• _TASK TO CARRY OUT_: For each line below that includes the word "allied", make a copy.

## START

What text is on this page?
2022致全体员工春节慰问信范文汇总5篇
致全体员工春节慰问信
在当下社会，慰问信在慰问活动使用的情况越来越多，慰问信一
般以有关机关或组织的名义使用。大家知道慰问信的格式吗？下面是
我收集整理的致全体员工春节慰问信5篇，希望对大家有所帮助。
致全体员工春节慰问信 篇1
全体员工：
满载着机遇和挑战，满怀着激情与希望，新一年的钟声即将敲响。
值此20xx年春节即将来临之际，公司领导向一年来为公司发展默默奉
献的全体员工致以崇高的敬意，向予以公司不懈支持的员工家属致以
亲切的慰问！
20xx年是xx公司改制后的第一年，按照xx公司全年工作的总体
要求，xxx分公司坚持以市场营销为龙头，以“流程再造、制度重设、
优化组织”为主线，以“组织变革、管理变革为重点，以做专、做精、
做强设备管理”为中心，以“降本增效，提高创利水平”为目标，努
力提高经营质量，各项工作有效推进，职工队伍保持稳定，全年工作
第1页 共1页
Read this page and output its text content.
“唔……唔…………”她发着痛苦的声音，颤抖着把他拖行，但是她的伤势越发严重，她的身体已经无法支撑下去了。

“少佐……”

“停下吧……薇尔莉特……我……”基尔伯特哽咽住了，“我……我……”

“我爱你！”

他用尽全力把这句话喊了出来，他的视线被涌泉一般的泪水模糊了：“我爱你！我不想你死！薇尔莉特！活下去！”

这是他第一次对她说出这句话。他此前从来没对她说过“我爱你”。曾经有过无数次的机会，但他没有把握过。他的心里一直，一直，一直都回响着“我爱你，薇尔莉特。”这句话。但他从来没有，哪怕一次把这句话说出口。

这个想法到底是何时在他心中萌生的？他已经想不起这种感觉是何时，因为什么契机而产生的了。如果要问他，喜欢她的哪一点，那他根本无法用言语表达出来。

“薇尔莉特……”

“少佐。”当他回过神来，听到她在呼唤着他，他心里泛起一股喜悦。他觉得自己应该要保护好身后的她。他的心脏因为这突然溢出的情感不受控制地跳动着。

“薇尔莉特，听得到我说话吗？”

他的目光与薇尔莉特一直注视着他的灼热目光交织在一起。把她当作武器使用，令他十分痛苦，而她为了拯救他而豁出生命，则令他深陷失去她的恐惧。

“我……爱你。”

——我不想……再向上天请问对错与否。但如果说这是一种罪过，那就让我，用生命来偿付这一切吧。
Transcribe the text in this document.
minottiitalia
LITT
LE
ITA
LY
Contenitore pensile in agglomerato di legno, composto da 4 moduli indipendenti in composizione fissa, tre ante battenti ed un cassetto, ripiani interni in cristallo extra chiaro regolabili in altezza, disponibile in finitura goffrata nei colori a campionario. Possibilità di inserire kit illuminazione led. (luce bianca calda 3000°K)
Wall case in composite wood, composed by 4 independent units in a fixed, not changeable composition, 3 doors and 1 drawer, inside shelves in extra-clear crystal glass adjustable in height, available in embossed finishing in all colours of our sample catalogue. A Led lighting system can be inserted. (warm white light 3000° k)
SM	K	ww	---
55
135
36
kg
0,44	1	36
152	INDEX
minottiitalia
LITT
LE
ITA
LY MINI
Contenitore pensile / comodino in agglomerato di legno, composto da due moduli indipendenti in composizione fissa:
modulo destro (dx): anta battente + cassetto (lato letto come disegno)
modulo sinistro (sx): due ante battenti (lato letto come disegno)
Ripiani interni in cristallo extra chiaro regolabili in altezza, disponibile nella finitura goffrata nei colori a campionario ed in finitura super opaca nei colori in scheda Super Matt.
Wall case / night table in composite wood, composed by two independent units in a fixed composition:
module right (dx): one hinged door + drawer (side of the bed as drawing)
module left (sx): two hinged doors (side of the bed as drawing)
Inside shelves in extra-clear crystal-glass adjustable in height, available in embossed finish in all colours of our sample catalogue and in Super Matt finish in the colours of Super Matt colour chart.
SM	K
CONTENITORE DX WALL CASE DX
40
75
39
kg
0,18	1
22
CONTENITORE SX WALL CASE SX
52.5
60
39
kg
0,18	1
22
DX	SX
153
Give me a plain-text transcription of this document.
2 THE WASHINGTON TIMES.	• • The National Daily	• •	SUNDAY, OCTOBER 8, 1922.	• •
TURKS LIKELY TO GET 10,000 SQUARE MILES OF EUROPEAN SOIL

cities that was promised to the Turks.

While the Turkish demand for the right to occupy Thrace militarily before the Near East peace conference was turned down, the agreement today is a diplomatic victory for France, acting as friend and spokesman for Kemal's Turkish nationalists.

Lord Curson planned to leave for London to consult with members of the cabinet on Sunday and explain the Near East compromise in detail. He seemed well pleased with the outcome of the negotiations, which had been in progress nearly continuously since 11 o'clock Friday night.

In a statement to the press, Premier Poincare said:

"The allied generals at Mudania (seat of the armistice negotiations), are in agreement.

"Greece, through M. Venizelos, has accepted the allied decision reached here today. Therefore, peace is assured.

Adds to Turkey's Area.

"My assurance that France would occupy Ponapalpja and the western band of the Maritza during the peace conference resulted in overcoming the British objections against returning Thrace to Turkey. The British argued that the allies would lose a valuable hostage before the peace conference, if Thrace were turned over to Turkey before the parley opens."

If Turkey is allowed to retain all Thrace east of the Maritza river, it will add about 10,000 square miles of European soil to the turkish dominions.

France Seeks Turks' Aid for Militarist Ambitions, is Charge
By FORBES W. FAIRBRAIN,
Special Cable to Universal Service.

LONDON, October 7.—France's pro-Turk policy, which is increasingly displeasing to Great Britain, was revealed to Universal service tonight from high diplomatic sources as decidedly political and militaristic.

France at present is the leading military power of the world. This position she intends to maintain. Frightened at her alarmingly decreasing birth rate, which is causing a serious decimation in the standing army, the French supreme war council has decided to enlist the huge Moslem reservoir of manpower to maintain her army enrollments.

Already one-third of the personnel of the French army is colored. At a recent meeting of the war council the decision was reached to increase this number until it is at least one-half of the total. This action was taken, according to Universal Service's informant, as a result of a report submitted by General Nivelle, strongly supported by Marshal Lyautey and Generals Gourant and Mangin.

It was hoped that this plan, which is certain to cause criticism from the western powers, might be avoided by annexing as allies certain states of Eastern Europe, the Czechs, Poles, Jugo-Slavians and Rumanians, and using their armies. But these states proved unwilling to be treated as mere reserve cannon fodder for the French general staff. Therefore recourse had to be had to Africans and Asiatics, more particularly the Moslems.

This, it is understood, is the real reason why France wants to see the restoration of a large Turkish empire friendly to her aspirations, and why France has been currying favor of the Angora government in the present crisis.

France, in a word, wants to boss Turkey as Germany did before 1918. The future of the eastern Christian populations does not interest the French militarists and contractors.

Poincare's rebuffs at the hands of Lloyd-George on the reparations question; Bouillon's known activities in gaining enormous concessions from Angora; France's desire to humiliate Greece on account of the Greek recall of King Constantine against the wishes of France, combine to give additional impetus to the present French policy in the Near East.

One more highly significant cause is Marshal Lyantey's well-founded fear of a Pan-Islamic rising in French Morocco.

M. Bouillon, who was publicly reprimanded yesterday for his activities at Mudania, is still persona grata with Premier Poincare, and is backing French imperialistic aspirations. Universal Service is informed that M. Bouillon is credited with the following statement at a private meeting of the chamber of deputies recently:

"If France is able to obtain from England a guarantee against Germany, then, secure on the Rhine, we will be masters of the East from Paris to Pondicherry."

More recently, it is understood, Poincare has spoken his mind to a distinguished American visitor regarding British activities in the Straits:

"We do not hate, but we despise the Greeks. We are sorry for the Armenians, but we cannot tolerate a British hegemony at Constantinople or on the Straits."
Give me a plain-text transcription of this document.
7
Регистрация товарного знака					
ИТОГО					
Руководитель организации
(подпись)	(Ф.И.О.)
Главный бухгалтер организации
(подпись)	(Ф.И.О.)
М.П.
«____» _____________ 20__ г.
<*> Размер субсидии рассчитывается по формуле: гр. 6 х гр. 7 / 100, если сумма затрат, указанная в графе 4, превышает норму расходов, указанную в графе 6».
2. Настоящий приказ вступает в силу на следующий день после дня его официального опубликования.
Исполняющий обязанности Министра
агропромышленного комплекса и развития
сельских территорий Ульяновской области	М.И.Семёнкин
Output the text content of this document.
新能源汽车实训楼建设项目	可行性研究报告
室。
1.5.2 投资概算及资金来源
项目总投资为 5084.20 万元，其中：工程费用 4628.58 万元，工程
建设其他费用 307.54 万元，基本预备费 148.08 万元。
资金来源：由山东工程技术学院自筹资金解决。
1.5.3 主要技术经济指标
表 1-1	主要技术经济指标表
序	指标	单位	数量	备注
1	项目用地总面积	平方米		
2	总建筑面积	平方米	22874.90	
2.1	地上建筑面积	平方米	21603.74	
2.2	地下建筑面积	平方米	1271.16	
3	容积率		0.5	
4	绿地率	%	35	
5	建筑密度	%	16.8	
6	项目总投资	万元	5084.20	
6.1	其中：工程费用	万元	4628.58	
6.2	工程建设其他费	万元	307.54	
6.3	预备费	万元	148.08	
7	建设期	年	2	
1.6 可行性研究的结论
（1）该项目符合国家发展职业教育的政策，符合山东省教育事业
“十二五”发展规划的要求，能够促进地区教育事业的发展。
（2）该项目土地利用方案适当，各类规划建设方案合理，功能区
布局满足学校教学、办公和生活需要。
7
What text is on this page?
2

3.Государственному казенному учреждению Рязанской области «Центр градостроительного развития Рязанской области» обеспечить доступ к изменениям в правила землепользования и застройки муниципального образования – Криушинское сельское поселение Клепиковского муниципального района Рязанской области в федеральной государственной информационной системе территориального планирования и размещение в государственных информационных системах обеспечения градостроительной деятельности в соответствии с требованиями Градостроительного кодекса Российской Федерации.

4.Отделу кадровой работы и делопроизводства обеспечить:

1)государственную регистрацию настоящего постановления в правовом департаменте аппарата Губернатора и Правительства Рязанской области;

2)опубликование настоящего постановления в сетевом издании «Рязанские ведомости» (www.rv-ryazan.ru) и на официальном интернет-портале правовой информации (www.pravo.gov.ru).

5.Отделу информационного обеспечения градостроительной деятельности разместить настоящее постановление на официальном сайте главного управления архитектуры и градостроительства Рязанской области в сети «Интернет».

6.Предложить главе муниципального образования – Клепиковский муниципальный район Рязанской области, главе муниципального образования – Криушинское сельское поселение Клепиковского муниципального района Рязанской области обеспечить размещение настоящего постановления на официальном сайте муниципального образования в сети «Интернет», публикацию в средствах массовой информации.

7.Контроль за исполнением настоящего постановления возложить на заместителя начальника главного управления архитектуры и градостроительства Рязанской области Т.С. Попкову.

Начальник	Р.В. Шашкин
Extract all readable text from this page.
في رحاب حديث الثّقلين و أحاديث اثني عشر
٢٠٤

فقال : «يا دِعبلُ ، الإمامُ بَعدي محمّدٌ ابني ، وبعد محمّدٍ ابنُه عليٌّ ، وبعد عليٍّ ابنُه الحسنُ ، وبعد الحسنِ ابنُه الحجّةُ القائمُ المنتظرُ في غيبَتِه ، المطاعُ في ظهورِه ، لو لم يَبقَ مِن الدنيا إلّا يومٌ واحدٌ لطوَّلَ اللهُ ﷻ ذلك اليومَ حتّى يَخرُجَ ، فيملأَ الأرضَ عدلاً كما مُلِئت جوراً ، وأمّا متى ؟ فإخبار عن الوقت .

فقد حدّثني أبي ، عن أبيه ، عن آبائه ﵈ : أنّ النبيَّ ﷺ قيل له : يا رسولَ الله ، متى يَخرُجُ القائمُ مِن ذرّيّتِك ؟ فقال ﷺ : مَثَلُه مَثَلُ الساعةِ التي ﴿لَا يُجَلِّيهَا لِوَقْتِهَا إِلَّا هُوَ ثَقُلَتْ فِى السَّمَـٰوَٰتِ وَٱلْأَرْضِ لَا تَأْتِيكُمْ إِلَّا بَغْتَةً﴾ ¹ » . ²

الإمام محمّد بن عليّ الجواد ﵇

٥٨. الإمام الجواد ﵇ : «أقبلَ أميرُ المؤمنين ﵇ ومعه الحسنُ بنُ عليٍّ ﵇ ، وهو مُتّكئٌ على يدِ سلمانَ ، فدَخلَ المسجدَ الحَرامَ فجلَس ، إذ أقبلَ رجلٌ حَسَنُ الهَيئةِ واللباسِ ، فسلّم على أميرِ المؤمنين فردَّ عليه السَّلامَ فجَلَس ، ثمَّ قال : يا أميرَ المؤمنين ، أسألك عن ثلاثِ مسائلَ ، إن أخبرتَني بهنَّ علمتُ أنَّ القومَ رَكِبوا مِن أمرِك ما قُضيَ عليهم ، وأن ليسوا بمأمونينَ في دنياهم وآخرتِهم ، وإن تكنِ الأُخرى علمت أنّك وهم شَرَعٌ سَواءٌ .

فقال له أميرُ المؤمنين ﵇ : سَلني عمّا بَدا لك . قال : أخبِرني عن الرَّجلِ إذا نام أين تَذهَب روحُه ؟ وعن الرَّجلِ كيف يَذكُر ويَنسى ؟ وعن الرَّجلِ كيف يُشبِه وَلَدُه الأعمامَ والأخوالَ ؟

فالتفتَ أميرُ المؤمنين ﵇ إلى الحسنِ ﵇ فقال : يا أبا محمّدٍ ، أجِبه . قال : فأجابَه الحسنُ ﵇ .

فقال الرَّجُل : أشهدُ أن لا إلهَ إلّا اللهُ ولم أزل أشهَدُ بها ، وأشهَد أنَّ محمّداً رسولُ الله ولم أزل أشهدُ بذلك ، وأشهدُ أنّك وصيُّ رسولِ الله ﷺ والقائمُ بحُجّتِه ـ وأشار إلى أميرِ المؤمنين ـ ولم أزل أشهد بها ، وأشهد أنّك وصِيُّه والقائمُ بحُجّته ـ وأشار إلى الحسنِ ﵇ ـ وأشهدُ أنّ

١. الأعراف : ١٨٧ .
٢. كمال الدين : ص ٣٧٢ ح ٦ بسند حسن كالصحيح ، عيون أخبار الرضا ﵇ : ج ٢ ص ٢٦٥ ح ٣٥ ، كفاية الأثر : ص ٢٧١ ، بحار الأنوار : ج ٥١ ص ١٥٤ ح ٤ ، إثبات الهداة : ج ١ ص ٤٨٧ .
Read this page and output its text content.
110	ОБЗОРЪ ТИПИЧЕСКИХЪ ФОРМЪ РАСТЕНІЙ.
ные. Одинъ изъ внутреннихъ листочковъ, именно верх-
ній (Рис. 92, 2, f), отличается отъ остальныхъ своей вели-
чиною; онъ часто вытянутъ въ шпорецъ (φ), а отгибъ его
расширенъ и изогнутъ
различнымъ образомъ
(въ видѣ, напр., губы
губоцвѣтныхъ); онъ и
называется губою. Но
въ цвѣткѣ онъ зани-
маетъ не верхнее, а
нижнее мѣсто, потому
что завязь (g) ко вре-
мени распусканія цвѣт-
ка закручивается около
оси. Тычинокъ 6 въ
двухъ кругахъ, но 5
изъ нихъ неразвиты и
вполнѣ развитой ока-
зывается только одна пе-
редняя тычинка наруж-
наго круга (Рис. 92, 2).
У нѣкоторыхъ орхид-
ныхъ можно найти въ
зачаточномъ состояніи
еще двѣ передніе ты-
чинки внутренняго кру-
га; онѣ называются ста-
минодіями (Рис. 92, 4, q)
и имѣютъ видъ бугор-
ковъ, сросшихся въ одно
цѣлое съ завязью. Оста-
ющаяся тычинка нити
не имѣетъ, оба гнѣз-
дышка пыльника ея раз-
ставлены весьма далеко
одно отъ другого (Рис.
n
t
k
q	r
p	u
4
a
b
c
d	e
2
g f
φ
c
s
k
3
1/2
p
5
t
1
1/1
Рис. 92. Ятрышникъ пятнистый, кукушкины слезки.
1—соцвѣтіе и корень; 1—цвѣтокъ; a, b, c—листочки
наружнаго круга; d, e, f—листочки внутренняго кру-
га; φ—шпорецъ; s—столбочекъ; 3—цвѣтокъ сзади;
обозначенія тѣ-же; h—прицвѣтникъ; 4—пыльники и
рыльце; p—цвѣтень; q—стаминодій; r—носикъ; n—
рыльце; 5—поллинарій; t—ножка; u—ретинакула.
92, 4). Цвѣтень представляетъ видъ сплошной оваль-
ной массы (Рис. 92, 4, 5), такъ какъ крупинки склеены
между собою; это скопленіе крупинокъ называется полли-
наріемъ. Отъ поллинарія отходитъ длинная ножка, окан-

## END

• _RESULT OF THE TASK_:
"The allied generals at Mudania (seat of the armistice negotiations), are in agreement.
"Greece, through M. Venizelos, has accepted the allied decision reached here today. Therefore, peace is assured.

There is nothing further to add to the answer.